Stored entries
<<<<

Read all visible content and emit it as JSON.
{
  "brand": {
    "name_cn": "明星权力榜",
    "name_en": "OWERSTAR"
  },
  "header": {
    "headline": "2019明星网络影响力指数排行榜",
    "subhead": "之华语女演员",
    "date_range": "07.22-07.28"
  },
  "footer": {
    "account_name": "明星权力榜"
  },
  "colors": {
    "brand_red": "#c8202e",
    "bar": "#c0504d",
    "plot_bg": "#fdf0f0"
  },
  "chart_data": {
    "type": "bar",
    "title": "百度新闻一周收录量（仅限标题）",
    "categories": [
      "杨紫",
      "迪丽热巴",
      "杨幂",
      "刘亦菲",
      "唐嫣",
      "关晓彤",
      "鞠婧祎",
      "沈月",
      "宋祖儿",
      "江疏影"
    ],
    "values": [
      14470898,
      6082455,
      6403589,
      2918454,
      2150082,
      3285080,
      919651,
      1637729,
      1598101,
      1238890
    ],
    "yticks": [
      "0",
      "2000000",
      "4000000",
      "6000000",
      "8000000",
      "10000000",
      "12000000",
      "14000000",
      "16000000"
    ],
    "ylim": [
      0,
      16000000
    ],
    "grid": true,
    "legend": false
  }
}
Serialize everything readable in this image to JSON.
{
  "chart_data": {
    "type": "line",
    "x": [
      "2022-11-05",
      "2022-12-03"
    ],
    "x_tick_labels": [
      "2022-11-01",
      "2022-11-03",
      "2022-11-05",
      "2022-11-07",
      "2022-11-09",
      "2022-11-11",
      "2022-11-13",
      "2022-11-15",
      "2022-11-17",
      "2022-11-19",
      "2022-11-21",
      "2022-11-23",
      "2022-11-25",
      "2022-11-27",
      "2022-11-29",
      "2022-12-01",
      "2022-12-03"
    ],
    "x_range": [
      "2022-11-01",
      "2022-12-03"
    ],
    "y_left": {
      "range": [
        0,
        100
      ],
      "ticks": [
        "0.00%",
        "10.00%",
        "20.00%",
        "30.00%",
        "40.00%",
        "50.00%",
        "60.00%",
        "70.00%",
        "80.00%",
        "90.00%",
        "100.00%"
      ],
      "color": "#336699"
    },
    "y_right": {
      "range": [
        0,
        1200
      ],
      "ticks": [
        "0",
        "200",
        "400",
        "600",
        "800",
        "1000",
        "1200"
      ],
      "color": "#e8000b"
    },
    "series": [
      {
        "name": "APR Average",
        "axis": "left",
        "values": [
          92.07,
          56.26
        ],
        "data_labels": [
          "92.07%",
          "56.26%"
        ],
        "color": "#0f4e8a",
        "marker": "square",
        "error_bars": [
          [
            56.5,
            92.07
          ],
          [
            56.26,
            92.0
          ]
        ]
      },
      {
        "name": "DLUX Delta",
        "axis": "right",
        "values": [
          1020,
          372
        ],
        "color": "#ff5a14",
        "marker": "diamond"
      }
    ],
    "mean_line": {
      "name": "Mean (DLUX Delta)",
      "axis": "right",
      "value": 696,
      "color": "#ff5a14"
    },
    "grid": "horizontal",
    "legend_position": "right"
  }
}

>>>>

Print the material above once more, exactly.

Read all visible content and emit it as JSON.
{
  "brand": {
    "name_cn": "明星权力榜",
    "name_en": "OWERSTAR"
  },
  "header": {
    "headline": "2019明星网络影响力指数排行榜",
    "subhead": "之华语女演员",
    "date_range": "07.22-07.28"
  },
  "footer": {
    "account_name": "明星权力榜"
  },
  "colors": {
    "brand_red": "#c8202e",
    "bar": "#c0504d",
    "plot_bg": "#fdf0f0"
  },
  "chart_data": {
    "type": "bar",
    "title": "百度新闻一周收录量（仅限标题）",
    "categories": [
      "杨紫",
      "迪丽热巴",
      "杨幂",
      "刘亦菲",
      "唐嫣",
      "关晓彤",
      "鞠婧祎",
      "沈月",
      "宋祖儿",
      "江疏影"
    ],
    "values": [
      14470898,
      6082455,
      6403589,
      2918454,
      2150082,
      3285080,
      919651,
      1637729,
      1598101,
      1238890
    ],
    "yticks": [
      "0",
      "2000000",
      "4000000",
      "6000000",
      "8000000",
      "10000000",
      "12000000",
      "14000000",
      "16000000"
    ],
    "ylim": [
      0,
      16000000
    ],
    "grid": true,
    "legend": false
  }
}
Serialize everything readable in this image to JSON.
{
  "chart_data": {
    "type": "line",
    "x": [
      "2022-11-05",
      "2022-12-03"
    ],
    "x_tick_labels": [
      "2022-11-01",
      "2022-11-03",
      "2022-11-05",
      "2022-11-07",
      "2022-11-09",
      "2022-11-11",
      "2022-11-13",
      "2022-11-15",
      "2022-11-17",
      "2022-11-19",
      "2022-11-21",
      "2022-11-23",
      "2022-11-25",
      "2022-11-27",
      "2022-11-29",
      "2022-12-01",
      "2022-12-03"
    ],
    "x_range": [
      "2022-11-01",
      "2022-12-03"
    ],
    "y_left": {
      "range": [
        0,
        100
      ],
      "ticks": [
        "0.00%",
        "10.00%",
        "20.00%",
        "30.00%",
        "40.00%",
        "50.00%",
        "60.00%",
        "70.00%",
        "80.00%",
        "90.00%",
        "100.00%"
      ],
      "color": "#336699"
    },
    "y_right": {
      "range": [
        0,
        1200
      ],
      "ticks": [
        "0",
        "200",
        "400",
        "600",
        "800",
        "1000",
        "1200"
      ],
      "color": "#e8000b"
    },
    "series": [
      {
        "name": "APR Average",
        "axis": "left",
        "values": [
          92.07,
          56.26
        ],
        "data_labels": [
          "92.07%",
          "56.26%"
        ],
        "color": "#0f4e8a",
        "marker": "square",
        "error_bars": [
          [
            56.5,
            92.07
          ],
          [
            56.26,
            92.0
          ]
        ]
      },
      {
        "name": "DLUX Delta",
        "axis": "right",
        "values": [
          1020,
          372
        ],
        "color": "#ff5a14",
        "marker": "diamond"
      }
    ],
    "mean_line": {
      "name": "Mean (DLUX Delta)",
      "axis": "right",
      "value": 696,
      "color": "#ff5a14"
    },
    "grid": "horizontal",
    "legend_position": "right"
  }
}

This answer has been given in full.